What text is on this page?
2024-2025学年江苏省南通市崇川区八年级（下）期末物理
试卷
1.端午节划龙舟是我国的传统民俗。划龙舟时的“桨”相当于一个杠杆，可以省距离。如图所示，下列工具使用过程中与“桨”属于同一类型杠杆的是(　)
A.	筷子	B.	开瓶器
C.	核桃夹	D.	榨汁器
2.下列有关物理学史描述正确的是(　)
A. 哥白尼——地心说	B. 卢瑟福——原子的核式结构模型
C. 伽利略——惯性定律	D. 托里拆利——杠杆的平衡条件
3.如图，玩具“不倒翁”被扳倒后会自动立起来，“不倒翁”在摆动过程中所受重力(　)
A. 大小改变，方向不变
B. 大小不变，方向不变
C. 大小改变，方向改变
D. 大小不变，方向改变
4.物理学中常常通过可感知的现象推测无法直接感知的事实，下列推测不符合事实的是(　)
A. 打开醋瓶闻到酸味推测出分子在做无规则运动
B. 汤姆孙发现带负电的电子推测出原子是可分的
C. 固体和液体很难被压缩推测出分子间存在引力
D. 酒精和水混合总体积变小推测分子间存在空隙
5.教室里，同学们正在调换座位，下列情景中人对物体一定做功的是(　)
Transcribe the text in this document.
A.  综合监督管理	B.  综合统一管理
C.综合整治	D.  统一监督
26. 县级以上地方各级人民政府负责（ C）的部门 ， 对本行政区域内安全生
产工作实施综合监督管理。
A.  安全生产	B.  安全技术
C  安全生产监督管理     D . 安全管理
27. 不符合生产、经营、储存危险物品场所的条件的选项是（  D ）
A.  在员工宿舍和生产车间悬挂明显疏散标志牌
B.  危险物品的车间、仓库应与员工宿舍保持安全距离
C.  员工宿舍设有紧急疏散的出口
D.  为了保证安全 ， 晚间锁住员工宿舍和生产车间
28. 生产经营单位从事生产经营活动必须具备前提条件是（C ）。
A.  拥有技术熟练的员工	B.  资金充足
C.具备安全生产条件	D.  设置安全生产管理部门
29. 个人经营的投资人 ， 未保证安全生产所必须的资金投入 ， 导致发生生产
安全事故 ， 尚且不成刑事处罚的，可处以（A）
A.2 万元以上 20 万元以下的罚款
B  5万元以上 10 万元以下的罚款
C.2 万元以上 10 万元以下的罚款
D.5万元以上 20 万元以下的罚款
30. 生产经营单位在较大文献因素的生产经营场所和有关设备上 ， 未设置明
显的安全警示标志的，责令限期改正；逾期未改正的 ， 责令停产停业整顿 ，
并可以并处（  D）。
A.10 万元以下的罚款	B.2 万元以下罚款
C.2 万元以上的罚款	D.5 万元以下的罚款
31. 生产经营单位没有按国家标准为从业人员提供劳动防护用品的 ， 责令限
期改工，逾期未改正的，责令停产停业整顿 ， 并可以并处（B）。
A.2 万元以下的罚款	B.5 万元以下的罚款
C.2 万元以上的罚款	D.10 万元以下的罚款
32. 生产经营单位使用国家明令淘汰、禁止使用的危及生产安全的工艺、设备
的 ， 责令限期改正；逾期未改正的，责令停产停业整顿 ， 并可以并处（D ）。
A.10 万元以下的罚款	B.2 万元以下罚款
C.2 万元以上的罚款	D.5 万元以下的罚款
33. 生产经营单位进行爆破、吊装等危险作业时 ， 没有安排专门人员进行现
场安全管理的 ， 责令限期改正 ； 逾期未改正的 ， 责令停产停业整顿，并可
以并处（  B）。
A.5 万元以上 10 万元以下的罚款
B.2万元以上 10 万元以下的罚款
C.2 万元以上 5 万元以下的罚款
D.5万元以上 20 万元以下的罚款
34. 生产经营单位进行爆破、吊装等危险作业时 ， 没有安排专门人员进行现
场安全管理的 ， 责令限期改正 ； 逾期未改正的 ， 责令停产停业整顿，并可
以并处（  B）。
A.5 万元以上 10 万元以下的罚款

====================

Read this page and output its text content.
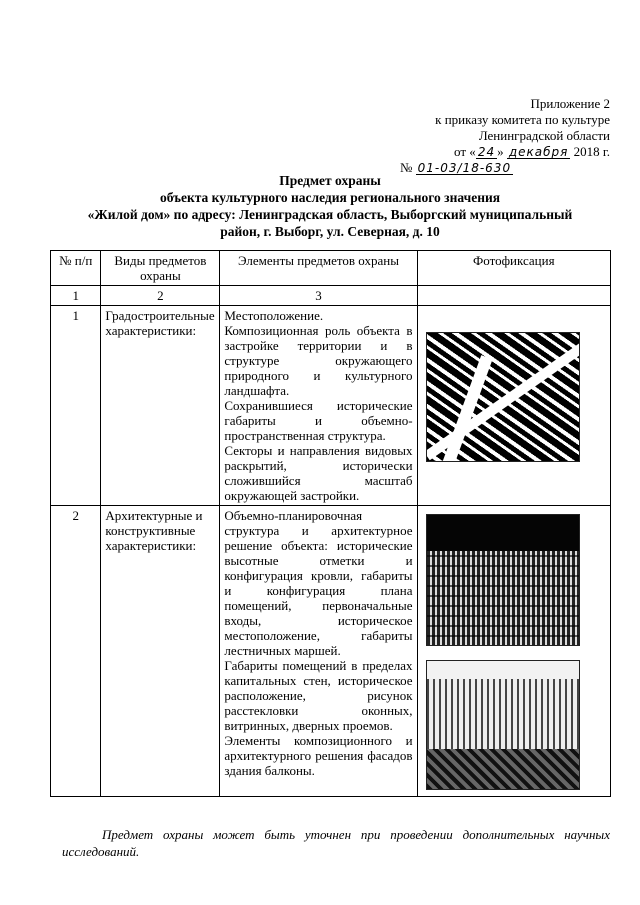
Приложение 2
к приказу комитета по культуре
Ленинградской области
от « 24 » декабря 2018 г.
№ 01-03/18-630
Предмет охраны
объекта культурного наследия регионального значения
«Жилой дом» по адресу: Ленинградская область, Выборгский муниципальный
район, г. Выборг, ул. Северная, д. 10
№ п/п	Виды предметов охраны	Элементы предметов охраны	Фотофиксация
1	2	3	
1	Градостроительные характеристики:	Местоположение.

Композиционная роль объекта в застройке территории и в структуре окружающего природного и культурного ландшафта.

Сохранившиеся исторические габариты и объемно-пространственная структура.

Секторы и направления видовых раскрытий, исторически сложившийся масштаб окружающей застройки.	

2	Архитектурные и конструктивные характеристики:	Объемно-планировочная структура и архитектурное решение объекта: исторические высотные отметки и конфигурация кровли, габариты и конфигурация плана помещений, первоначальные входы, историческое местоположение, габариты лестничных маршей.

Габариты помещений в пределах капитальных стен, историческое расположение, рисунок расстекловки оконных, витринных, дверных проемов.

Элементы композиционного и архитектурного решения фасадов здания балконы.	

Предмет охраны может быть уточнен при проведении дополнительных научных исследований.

====================

List all lines holding the string "没有安排专门人员进行现".

Solution to this task
33. 生产经营单位进行爆破、吊装等危险作业时 ， 没有安排专门人员进行现
34. 生产经营单位进行爆破、吊装等危险作业时 ， 没有安排专门人员进行现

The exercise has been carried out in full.